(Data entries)
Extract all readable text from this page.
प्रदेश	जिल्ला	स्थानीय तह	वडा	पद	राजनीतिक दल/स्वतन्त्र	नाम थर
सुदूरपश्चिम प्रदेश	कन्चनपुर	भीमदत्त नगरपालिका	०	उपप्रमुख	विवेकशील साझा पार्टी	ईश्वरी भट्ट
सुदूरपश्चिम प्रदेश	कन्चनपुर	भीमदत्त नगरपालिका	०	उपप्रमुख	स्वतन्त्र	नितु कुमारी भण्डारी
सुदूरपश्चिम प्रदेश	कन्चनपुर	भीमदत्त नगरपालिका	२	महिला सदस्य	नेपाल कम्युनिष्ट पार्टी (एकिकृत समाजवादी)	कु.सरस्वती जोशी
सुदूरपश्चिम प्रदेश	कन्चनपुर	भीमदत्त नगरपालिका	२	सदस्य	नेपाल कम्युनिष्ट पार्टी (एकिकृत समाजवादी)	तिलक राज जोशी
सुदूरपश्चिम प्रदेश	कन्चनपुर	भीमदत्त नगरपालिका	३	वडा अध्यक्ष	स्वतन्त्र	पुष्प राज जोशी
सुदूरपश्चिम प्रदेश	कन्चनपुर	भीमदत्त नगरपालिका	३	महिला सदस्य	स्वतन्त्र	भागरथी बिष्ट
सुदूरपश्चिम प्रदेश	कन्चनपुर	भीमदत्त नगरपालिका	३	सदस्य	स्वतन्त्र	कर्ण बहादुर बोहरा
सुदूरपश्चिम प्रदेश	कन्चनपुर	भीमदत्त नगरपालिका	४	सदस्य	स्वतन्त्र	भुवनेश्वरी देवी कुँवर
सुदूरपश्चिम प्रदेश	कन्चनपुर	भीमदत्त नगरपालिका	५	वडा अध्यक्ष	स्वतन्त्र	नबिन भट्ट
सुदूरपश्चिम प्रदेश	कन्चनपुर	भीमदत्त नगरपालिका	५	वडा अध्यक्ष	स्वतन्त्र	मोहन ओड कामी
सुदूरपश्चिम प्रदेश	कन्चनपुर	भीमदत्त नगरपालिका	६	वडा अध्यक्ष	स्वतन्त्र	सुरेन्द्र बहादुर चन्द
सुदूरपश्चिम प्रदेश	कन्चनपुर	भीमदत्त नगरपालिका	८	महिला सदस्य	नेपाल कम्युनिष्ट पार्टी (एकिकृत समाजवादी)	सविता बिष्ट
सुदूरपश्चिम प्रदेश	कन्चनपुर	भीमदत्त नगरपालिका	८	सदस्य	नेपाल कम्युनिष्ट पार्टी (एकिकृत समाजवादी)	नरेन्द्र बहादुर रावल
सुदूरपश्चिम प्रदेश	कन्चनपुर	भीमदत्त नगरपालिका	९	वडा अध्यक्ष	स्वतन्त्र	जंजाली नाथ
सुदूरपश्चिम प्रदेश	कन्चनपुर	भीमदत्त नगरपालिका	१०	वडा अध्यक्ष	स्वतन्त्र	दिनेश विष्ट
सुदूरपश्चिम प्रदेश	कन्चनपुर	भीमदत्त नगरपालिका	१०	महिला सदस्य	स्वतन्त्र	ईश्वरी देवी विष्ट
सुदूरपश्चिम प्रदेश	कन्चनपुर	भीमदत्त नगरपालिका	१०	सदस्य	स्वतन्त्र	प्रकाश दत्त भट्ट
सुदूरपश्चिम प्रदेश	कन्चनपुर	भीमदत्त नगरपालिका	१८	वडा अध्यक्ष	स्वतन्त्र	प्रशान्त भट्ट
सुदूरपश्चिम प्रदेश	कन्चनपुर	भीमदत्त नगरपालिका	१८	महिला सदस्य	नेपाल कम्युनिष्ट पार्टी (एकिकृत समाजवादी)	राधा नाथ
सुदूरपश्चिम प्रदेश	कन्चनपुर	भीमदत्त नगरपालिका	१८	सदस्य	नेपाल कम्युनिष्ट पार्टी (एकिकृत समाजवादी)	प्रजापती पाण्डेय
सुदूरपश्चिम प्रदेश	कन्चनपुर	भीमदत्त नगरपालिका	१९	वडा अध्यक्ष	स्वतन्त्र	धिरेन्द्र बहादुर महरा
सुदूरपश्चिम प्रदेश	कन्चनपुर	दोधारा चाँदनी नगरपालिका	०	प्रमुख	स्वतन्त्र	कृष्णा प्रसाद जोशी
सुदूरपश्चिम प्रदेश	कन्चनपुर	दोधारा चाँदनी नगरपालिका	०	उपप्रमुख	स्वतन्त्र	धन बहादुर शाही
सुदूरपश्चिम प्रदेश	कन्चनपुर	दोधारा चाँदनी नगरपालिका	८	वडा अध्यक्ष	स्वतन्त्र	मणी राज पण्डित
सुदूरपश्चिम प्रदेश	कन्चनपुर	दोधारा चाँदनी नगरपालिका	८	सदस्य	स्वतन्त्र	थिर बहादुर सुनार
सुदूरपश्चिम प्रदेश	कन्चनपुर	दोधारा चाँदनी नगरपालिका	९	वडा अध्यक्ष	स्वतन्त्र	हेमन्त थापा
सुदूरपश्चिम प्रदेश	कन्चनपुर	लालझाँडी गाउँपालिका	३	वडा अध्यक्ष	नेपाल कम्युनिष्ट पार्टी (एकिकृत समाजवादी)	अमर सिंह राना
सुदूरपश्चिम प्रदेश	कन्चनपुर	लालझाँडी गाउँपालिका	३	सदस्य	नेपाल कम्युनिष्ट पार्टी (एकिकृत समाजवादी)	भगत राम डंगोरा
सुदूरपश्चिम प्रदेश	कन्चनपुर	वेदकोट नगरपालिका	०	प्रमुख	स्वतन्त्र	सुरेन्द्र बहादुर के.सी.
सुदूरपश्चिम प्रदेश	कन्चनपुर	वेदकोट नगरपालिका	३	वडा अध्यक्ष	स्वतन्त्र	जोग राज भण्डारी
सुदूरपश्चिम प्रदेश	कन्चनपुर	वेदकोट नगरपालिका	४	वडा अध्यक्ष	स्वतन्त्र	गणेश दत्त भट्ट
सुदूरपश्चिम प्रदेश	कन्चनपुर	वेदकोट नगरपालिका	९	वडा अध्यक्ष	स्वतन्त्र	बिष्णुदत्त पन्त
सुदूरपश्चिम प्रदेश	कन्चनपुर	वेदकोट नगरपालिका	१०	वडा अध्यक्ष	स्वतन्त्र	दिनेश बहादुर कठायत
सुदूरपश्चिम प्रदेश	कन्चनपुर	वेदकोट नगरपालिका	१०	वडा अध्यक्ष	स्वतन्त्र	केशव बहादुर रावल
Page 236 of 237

What is being asked: Copy every record exactly as presented.

Reply to the task:
Extract all readable text from this page.
प्रदेश	जिल्ला	स्थानीय तह	वडा	पद	राजनीतिक दल/स्वतन्त्र	नाम थर
सुदूरपश्चिम प्रदेश	कन्चनपुर	भीमदत्त नगरपालिका	०	उपप्रमुख	विवेकशील साझा पार्टी	ईश्वरी भट्ट
सुदूरपश्चिम प्रदेश	कन्चनपुर	भीमदत्त नगरपालिका	०	उपप्रमुख	स्वतन्त्र	नितु कुमारी भण्डारी
सुदूरपश्चिम प्रदेश	कन्चनपुर	भीमदत्त नगरपालिका	२	महिला सदस्य	नेपाल कम्युनिष्ट पार्टी (एकिकृत समाजवादी)	कु.सरस्वती जोशी
सुदूरपश्चिम प्रदेश	कन्चनपुर	भीमदत्त नगरपालिका	२	सदस्य	नेपाल कम्युनिष्ट पार्टी (एकिकृत समाजवादी)	तिलक राज जोशी
सुदूरपश्चिम प्रदेश	कन्चनपुर	भीमदत्त नगरपालिका	३	वडा अध्यक्ष	स्वतन्त्र	पुष्प राज जोशी
सुदूरपश्चिम प्रदेश	कन्चनपुर	भीमदत्त नगरपालिका	३	महिला सदस्य	स्वतन्त्र	भागरथी बिष्ट
सुदूरपश्चिम प्रदेश	कन्चनपुर	भीमदत्त नगरपालिका	३	सदस्य	स्वतन्त्र	कर्ण बहादुर बोहरा
सुदूरपश्चिम प्रदेश	कन्चनपुर	भीमदत्त नगरपालिका	४	सदस्य	स्वतन्त्र	भुवनेश्वरी देवी कुँवर
सुदूरपश्चिम प्रदेश	कन्चनपुर	भीमदत्त नगरपालिका	५	वडा अध्यक्ष	स्वतन्त्र	नबिन भट्ट
सुदूरपश्चिम प्रदेश	कन्चनपुर	भीमदत्त नगरपालिका	५	वडा अध्यक्ष	स्वतन्त्र	मोहन ओड कामी
सुदूरपश्चिम प्रदेश	कन्चनपुर	भीमदत्त नगरपालिका	६	वडा अध्यक्ष	स्वतन्त्र	सुरेन्द्र बहादुर चन्द
सुदूरपश्चिम प्रदेश	कन्चनपुर	भीमदत्त नगरपालिका	८	महिला सदस्य	नेपाल कम्युनिष्ट पार्टी (एकिकृत समाजवादी)	सविता बिष्ट
सुदूरपश्चिम प्रदेश	कन्चनपुर	भीमदत्त नगरपालिका	८	सदस्य	नेपाल कम्युनिष्ट पार्टी (एकिकृत समाजवादी)	नरेन्द्र बहादुर रावल
सुदूरपश्चिम प्रदेश	कन्चनपुर	भीमदत्त नगरपालिका	९	वडा अध्यक्ष	स्वतन्त्र	जंजाली नाथ
सुदूरपश्चिम प्रदेश	कन्चनपुर	भीमदत्त नगरपालिका	१०	वडा अध्यक्ष	स्वतन्त्र	दिनेश विष्ट
सुदूरपश्चिम प्रदेश	कन्चनपुर	भीमदत्त नगरपालिका	१०	महिला सदस्य	स्वतन्त्र	ईश्वरी देवी विष्ट
सुदूरपश्चिम प्रदेश	कन्चनपुर	भीमदत्त नगरपालिका	१०	सदस्य	स्वतन्त्र	प्रकाश दत्त भट्ट
सुदूरपश्चिम प्रदेश	कन्चनपुर	भीमदत्त नगरपालिका	१८	वडा अध्यक्ष	स्वतन्त्र	प्रशान्त भट्ट
सुदूरपश्चिम प्रदेश	कन्चनपुर	भीमदत्त नगरपालिका	१८	महिला सदस्य	नेपाल कम्युनिष्ट पार्टी (एकिकृत समाजवादी)	राधा नाथ
सुदूरपश्चिम प्रदेश	कन्चनपुर	भीमदत्त नगरपालिका	१८	सदस्य	नेपाल कम्युनिष्ट पार्टी (एकिकृत समाजवादी)	प्रजापती पाण्डेय
सुदूरपश्चिम प्रदेश	कन्चनपुर	भीमदत्त नगरपालिका	१९	वडा अध्यक्ष	स्वतन्त्र	धिरेन्द्र बहादुर महरा
सुदूरपश्चिम प्रदेश	कन्चनपुर	दोधारा चाँदनी नगरपालिका	०	प्रमुख	स्वतन्त्र	कृष्णा प्रसाद जोशी
सुदूरपश्चिम प्रदेश	कन्चनपुर	दोधारा चाँदनी नगरपालिका	०	उपप्रमुख	स्वतन्त्र	धन बहादुर शाही
सुदूरपश्चिम प्रदेश	कन्चनपुर	दोधारा चाँदनी नगरपालिका	८	वडा अध्यक्ष	स्वतन्त्र	मणी राज पण्डित
सुदूरपश्चिम प्रदेश	कन्चनपुर	दोधारा चाँदनी नगरपालिका	८	सदस्य	स्वतन्त्र	थिर बहादुर सुनार
सुदूरपश्चिम प्रदेश	कन्चनपुर	दोधारा चाँदनी नगरपालिका	९	वडा अध्यक्ष	स्वतन्त्र	हेमन्त थापा
सुदूरपश्चिम प्रदेश	कन्चनपुर	लालझाँडी गाउँपालिका	३	वडा अध्यक्ष	नेपाल कम्युनिष्ट पार्टी (एकिकृत समाजवादी)	अमर सिंह राना
सुदूरपश्चिम प्रदेश	कन्चनपुर	लालझाँडी गाउँपालिका	३	सदस्य	नेपाल कम्युनिष्ट पार्टी (एकिकृत समाजवादी)	भगत राम डंगोरा
सुदूरपश्चिम प्रदेश	कन्चनपुर	वेदकोट नगरपालिका	०	प्रमुख	स्वतन्त्र	सुरेन्द्र बहादुर के.सी.
सुदूरपश्चिम प्रदेश	कन्चनपुर	वेदकोट नगरपालिका	३	वडा अध्यक्ष	स्वतन्त्र	जोग राज भण्डारी
सुदूरपश्चिम प्रदेश	कन्चनपुर	वेदकोट नगरपालिका	४	वडा अध्यक्ष	स्वतन्त्र	गणेश दत्त भट्ट
सुदूरपश्चिम प्रदेश	कन्चनपुर	वेदकोट नगरपालिका	९	वडा अध्यक्ष	स्वतन्त्र	बिष्णुदत्त पन्त
सुदूरपश्चिम प्रदेश	कन्चनपुर	वेदकोट नगरपालिका	१०	वडा अध्यक्ष	स्वतन्त्र	दिनेश बहादुर कठायत
सुदूरपश्चिम प्रदेश	कन्चनपुर	वेदकोट नगरपालिका	१०	वडा अध्यक्ष	स्वतन्त्र	केशव बहादुर रावल
Page 236 of 237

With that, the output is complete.